[Dataset listings of figures]
☆ ☆ ☆

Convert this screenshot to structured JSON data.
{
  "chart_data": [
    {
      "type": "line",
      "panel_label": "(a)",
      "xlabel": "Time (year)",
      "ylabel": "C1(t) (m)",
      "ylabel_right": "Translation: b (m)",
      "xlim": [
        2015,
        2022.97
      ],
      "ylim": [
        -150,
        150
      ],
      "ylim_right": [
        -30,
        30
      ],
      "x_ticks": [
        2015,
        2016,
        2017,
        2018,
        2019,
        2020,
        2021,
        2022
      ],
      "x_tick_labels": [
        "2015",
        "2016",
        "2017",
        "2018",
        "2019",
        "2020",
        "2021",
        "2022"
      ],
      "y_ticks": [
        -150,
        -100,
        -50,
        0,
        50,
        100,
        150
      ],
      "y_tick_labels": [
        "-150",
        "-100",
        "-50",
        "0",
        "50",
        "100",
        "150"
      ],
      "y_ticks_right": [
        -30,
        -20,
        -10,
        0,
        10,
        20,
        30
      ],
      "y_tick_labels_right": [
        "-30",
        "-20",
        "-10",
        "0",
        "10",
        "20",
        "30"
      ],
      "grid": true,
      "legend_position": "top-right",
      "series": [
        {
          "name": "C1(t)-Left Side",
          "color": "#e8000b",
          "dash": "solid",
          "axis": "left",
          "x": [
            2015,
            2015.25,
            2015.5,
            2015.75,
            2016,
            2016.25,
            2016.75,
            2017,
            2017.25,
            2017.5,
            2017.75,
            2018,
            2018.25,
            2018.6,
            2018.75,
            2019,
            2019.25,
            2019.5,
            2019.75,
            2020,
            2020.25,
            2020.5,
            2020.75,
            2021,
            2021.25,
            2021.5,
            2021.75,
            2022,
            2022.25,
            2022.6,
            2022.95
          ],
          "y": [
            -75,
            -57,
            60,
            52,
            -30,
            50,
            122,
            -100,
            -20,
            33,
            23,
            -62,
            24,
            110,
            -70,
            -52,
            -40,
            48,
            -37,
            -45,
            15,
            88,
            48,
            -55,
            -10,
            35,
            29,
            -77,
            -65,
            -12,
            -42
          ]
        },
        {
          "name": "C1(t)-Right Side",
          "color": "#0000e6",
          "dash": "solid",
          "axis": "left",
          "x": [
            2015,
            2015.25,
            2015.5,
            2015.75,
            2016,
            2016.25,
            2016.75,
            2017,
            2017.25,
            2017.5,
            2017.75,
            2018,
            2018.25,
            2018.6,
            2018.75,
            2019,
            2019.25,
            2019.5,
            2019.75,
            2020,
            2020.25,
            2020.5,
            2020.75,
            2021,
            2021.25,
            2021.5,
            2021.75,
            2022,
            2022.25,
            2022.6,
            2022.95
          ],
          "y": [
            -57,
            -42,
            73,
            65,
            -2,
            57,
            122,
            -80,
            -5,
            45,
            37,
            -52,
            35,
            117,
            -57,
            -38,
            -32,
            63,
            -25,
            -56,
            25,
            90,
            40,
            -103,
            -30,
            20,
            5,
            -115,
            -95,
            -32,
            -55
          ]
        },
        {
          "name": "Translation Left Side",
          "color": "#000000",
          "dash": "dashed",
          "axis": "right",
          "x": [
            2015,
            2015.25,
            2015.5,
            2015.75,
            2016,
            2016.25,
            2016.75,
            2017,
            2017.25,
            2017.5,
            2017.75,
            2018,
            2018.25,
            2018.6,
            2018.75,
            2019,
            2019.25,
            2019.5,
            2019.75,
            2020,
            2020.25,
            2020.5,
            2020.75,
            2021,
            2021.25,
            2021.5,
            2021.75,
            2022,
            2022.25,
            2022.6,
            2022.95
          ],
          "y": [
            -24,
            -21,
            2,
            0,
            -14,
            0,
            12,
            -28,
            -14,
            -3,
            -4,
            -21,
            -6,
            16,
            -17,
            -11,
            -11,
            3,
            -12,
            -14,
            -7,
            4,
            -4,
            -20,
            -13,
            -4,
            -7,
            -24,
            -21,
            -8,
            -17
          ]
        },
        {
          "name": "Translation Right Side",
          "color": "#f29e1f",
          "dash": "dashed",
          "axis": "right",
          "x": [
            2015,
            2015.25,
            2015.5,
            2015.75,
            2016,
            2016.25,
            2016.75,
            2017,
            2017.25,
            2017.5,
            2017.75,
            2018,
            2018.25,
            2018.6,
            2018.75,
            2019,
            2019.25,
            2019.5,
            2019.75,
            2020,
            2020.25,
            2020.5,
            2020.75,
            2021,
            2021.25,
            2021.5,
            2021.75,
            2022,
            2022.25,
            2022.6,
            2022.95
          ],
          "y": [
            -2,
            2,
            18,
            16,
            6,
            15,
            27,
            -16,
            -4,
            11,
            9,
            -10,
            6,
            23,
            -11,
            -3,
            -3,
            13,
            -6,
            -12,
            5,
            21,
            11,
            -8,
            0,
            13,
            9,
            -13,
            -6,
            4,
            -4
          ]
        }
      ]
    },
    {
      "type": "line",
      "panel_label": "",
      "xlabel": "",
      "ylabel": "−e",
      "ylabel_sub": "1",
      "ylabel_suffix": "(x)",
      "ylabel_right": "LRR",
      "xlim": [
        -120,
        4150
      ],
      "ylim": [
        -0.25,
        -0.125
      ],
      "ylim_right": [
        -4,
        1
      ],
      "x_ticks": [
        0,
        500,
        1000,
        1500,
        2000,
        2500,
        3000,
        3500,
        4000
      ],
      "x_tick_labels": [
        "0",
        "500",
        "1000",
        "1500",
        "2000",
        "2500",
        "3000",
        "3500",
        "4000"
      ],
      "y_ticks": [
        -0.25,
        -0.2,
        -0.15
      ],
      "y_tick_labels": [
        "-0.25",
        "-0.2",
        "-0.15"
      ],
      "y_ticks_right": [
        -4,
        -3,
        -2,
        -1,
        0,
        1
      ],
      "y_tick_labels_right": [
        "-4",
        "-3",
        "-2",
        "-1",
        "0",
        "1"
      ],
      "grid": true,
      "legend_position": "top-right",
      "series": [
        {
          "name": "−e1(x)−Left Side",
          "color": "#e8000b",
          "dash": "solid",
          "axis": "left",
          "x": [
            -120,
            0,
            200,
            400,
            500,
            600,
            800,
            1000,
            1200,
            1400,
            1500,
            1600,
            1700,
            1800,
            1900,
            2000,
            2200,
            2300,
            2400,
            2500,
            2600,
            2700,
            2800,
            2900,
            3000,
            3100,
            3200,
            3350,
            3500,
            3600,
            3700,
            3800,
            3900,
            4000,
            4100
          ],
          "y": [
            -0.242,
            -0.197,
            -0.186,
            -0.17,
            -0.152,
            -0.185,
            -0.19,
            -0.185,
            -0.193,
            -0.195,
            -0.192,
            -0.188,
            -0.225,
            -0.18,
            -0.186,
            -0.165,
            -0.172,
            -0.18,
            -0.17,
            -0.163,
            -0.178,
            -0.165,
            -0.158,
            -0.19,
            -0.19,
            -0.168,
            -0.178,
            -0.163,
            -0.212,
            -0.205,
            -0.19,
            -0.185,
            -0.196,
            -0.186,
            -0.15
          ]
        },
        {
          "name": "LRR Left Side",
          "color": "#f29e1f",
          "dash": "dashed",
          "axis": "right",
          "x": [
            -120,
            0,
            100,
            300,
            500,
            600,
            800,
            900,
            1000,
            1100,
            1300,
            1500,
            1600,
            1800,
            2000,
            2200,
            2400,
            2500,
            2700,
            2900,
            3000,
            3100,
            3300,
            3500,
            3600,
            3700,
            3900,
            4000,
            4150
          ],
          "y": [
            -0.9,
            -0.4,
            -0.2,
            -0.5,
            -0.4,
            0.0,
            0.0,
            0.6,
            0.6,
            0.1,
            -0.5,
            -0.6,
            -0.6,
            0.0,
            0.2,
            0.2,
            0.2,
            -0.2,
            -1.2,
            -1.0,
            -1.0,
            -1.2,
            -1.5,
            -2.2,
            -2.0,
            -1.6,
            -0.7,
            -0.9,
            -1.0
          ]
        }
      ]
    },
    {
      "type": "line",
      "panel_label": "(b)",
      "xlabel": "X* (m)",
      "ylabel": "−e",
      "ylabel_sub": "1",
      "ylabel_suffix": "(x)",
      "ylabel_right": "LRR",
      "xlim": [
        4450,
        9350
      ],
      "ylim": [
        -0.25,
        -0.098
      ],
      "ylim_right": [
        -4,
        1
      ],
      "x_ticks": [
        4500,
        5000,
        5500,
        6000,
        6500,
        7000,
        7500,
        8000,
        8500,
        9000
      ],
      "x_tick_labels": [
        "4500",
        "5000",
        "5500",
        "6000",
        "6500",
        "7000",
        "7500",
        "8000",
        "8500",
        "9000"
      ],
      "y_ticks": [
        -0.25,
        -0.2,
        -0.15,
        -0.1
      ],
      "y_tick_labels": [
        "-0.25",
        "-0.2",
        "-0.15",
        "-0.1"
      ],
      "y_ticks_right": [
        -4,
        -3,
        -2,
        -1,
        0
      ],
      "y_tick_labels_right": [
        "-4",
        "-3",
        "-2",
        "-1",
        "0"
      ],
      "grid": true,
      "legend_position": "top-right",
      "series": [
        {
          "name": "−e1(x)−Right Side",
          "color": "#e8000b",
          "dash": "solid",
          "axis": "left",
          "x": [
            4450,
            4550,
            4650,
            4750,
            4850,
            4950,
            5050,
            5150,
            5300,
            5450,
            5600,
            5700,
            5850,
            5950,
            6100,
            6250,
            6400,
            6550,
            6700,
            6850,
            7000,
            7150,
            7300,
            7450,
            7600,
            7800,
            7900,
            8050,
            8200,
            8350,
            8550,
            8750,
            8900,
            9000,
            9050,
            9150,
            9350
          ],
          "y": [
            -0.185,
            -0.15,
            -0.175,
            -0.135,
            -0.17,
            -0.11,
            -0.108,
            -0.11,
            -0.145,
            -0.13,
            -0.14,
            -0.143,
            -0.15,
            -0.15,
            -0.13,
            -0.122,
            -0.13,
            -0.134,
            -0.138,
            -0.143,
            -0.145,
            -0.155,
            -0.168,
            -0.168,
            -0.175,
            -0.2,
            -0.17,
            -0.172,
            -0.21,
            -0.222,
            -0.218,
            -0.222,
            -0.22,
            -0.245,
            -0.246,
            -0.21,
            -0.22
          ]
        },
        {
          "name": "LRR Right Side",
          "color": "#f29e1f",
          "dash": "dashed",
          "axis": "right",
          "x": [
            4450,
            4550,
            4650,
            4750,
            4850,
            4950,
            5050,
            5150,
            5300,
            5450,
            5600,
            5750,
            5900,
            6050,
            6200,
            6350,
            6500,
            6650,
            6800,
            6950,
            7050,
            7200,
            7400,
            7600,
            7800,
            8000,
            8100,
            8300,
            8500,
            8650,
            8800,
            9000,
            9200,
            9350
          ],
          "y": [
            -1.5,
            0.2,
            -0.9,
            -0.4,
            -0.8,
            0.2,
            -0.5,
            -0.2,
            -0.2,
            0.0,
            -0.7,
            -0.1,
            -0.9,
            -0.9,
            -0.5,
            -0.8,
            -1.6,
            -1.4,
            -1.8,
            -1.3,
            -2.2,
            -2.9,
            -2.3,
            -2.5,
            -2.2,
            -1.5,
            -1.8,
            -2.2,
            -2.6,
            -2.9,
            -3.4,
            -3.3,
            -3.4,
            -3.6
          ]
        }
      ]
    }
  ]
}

☆ ☆ ☆

Only lines with the string "Translation" belong in your answer; copy each one.

      "ylabel_right": "Translation: b (m)",
          "name": "Translation Left Side",
          "name": "Translation Right Side",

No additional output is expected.